[Part of a data file]
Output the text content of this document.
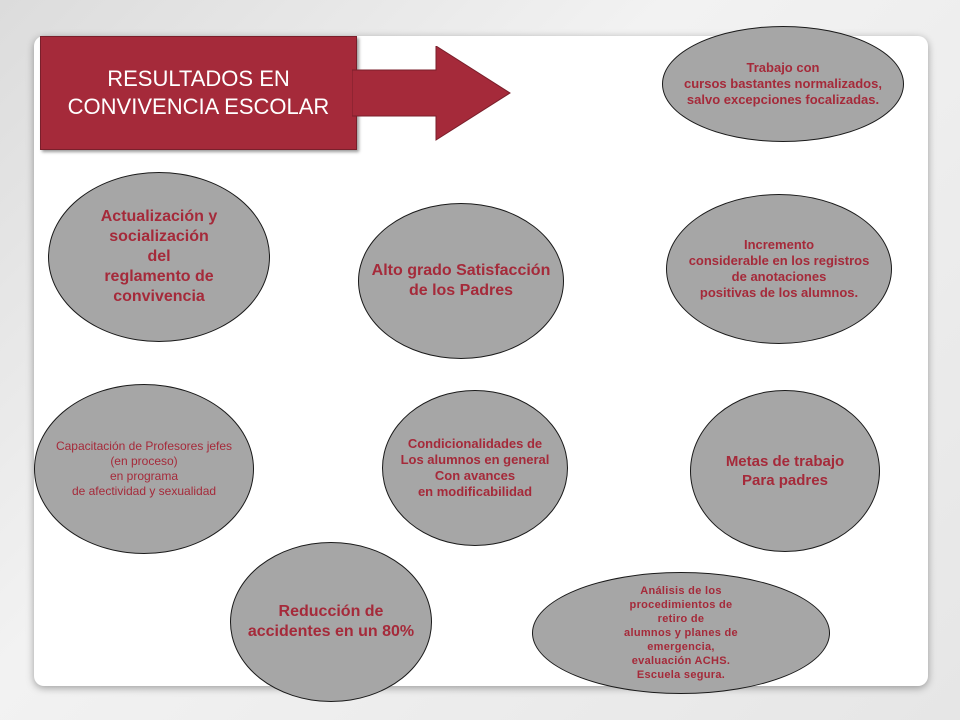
RESULTADOS EN
CONVIVENCIA ESCOLAR
Trabajo con
cursos bastantes normalizados,
salvo excepciones focalizadas.
Actualización y
socialización
del
reglamento de
convivencia
Alto grado Satisfacción
de los Padres
Incremento
considerable en los registros
de anotaciones
positivas de los alumnos.
Capacitación de Profesores jefes
(en proceso)
en programa
de afectividad y sexualidad
Condicionalidades de
Los alumnos en general
Con avances
en modificabilidad
Metas de trabajo
Para padres
Reducción de
accidentes en un 80%
Análisis de los
procedimientos de
retiro de
alumnos y planes de
emergencia,
evaluación ACHS.
Escuela segura.
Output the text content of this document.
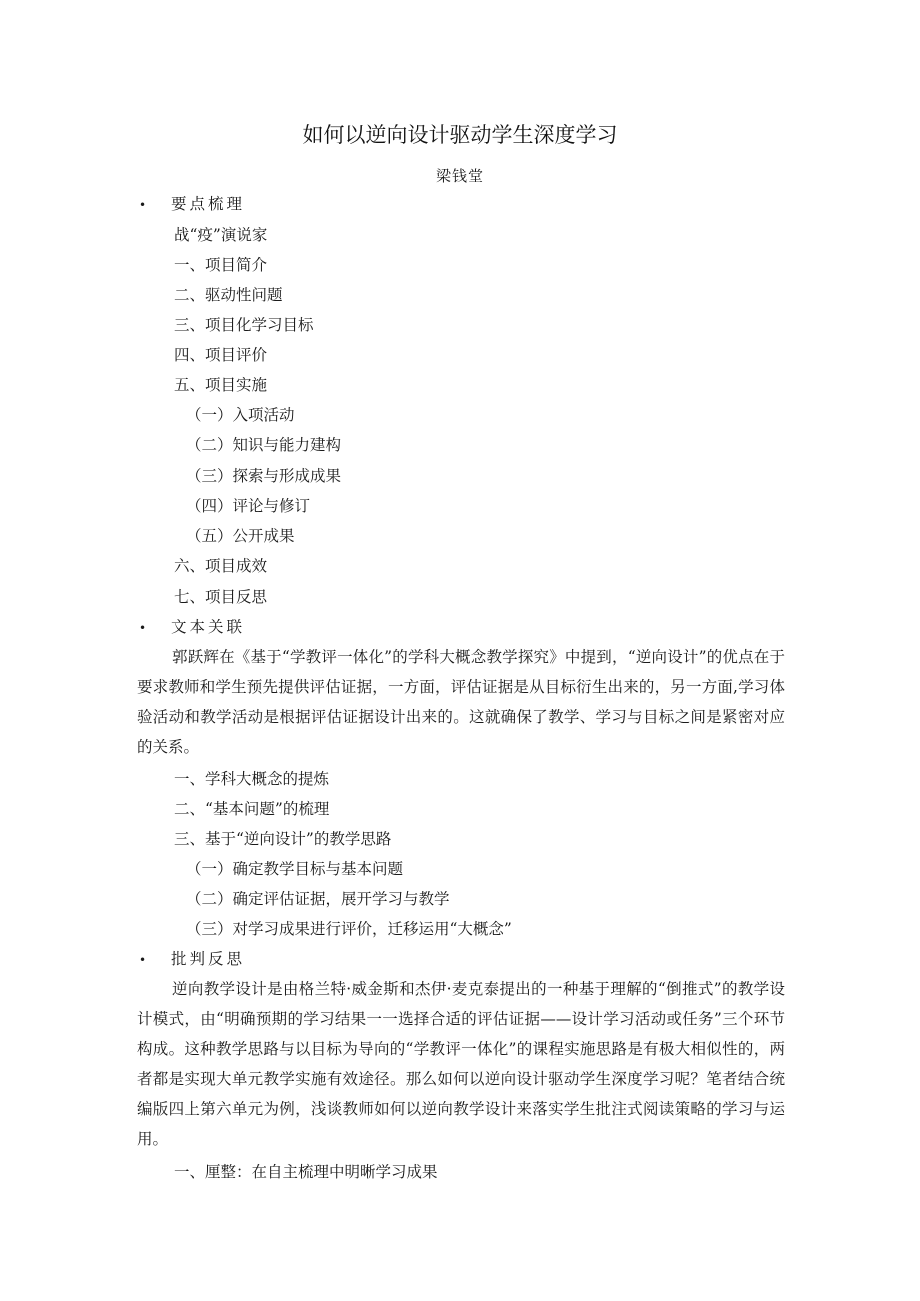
如何以逆向设计驱动学生深度学习
梁钱堂
• 要点梳理
战“疫”演说家
一、项目简介
二、驱动性问题
三、项目化学习目标
四、项目评价
五、项目实施
（一）入项活动
（二）知识与能力建构
（三）探索与形成成果
（四）评论与修订
（五）公开成果
六、项目成效
七、项目反思
• 文本关联

郭跃辉在《基于“学教评一体化”的学科大概念教学探究》中提到，“逆向设计”的优点在于要求教师和学生预先提供评估证据，一方面，评估证据是从目标衍生出来的，另一方面,学习体验活动和教学活动是根据评估证据设计出来的。这就确保了教学、学习与目标之间是紧密对应的关系。

一、学科大概念的提炼
二、“基本问题”的梳理
三、基于“逆向设计”的教学思路
（一）确定教学目标与基本问题
（二）确定评估证据，展开学习与教学
（三）对学习成果进行评价，迁移运用“大概念”
• 批判反思

逆向教学设计是由格兰特·威金斯和杰伊·麦克泰提出的一种基于理解的“倒推式”的教学设计模式，由“明确预期的学习结果一一选择合适的评估证据——设计学习活动或任务”三个环节构成。这种教学思路与以目标为导向的“学教评一体化”的课程实施思路是有极大相似性的，两者都是实现大单元教学实施有效途径。那么如何以逆向设计驱动学生深度学习呢？笔者结合统编版四上第六单元为例，浅谈教师如何以逆向教学设计来落实学生批注式阅读策略的学习与运用。

一、厘整：在自主梳理中明晰学习成果
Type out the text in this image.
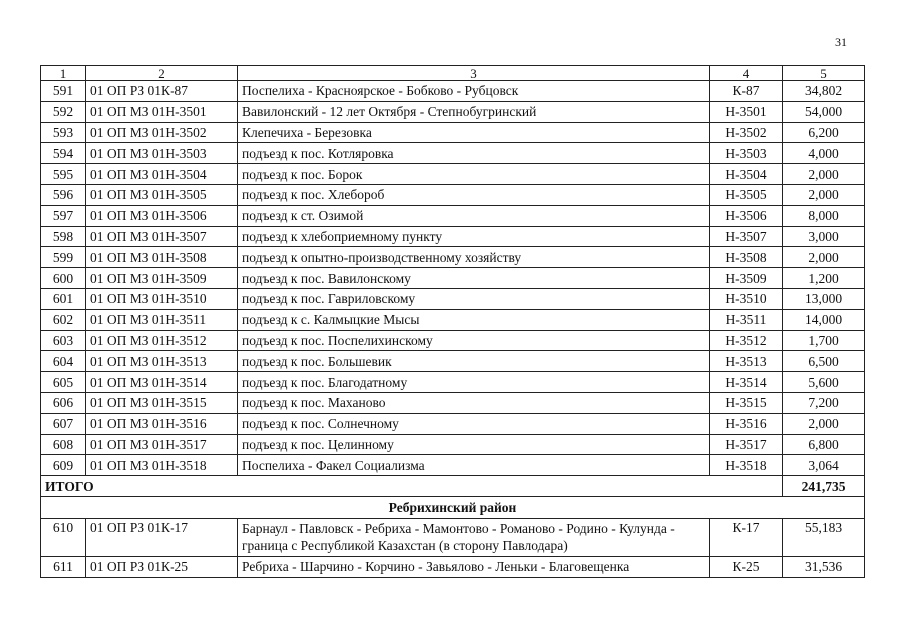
31
1	2	3	4	5
591	01 ОП РЗ 01К-87	Поспелиха - Красноярское - Бобково - Рубцовск	К-87	34,802
592	01 ОП МЗ 01Н-3501	Вавилонский - 12 лет Октября - Степнобугринский	Н-3501	54,000
593	01 ОП МЗ 01Н-3502	Клепечиха - Березовка	Н-3502	6,200
594	01 ОП МЗ 01Н-3503	подъезд к пос. Котляровка	Н-3503	4,000
595	01 ОП МЗ 01Н-3504	подъезд к пос. Борок	Н-3504	2,000
596	01 ОП МЗ 01Н-3505	подъезд к пос. Хлебороб	Н-3505	2,000
597	01 ОП МЗ 01Н-3506	подъезд к ст. Озимой	Н-3506	8,000
598	01 ОП МЗ 01Н-3507	подъезд к хлебоприемному пункту	Н-3507	3,000
599	01 ОП МЗ 01Н-3508	подъезд к опытно-производственному хозяйству	Н-3508	2,000
600	01 ОП МЗ 01Н-3509	подъезд к пос. Вавилонскому	Н-3509	1,200
601	01 ОП МЗ 01Н-3510	подъезд к пос. Гавриловскому	Н-3510	13,000
602	01 ОП МЗ 01Н-3511	подъезд к с. Калмыцкие Мысы	Н-3511	14,000
603	01 ОП МЗ 01Н-3512	подъезд к пос. Поспелихинскому	Н-3512	1,700
604	01 ОП МЗ 01Н-3513	подъезд к пос. Большевик	Н-3513	6,500
605	01 ОП МЗ 01Н-3514	подъезд к пос. Благодатному	Н-3514	5,600
606	01 ОП МЗ 01Н-3515	подъезд к пос. Маханово	Н-3515	7,200
607	01 ОП МЗ 01Н-3516	подъезд к пос. Солнечному	Н-3516	2,000
608	01 ОП МЗ 01Н-3517	подъезд к пос. Целинному	Н-3517	6,800
609	01 ОП МЗ 01Н-3518	Поспелиха - Факел Социализма	Н-3518	3,064
ИТОГО				241,735
Ребрихинский район				
610	01 ОП РЗ 01К-17	Барнаул - Павловск - Ребриха - Мамонтово - Романово - Родино - Кулунда - граница с Республикой Казахстан (в сторону Павлодара)	К-17	55,183
611	01 ОП РЗ 01К-25	Ребриха - Шарчино - Корчино - Завьялово - Леньки - Благовещенка	К-25	31,536
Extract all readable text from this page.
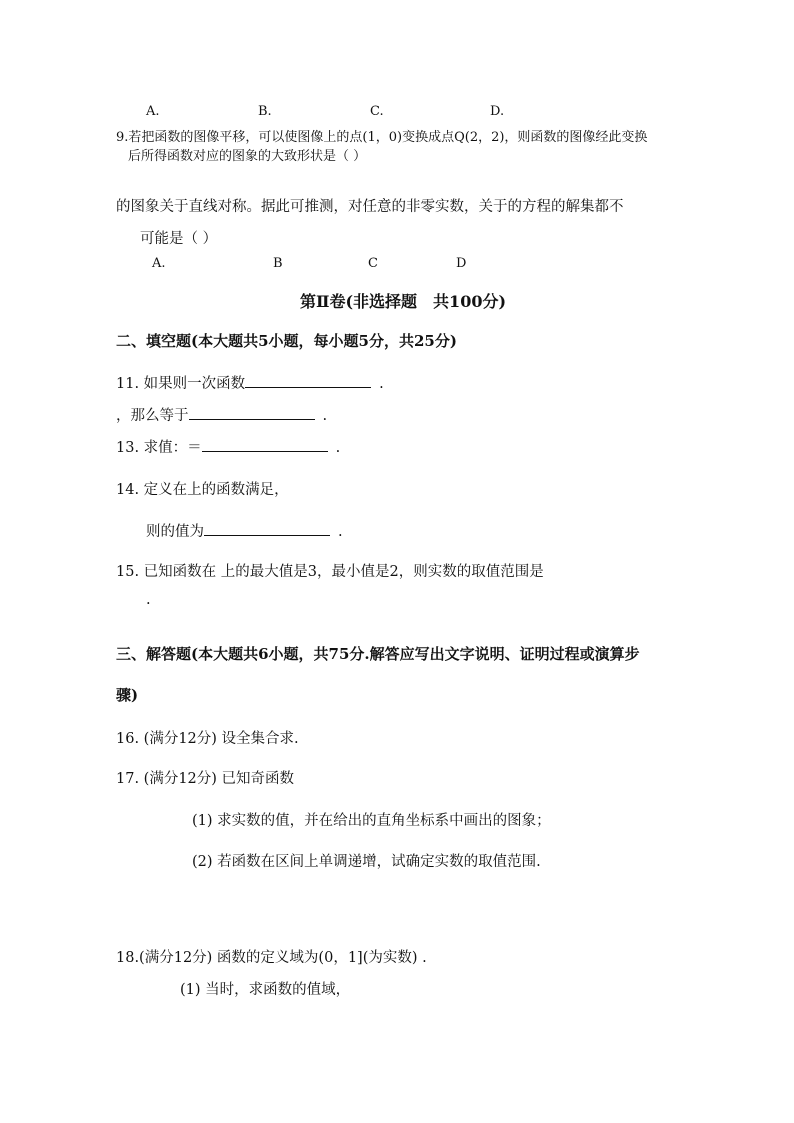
A.	B.	C.	D.
9.若把函数的图像平移，可以使图像上的点(1，0)变换成点Q(2，2)，则函数的图像经此变换
后所得函数对应的图象的大致形状是（ ）
的图象关于直线对称。据此可推测，对任意的非零实数，关于的方程的解集都不
可能是（ ）
A.	B	C	D
第Ⅱ卷(非选择题　共100分)
二、填空题(本大题共5小题，每小题5分，共25分)
11. 如果则一次函数	.
，那么等于	.
13. 求值：＝	.
14. 定义在上的函数满足，
则的值为	.
15. 已知函数在 上的最大值是3，最小值是2，则实数的取值范围是
.
三、解答题(本大题共6小题，共75分.解答应写出文字说明、证明过程或演算步
骤)
16. (满分12分) 设全集合求.
17. (满分12分) 已知奇函数
(1) 求实数的值，并在给出的直角坐标系中画出的图象；
(2) 若函数在区间上单调递增，试确定实数的取值范围.
18.(满分12分) 函数的定义域为(0，1](为实数) .
(1) 当时，求函数的值域，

-- Stated goal --
Search the lines for the word "Поспелиха" and report how many contain it, by number only.

-- Written response --
2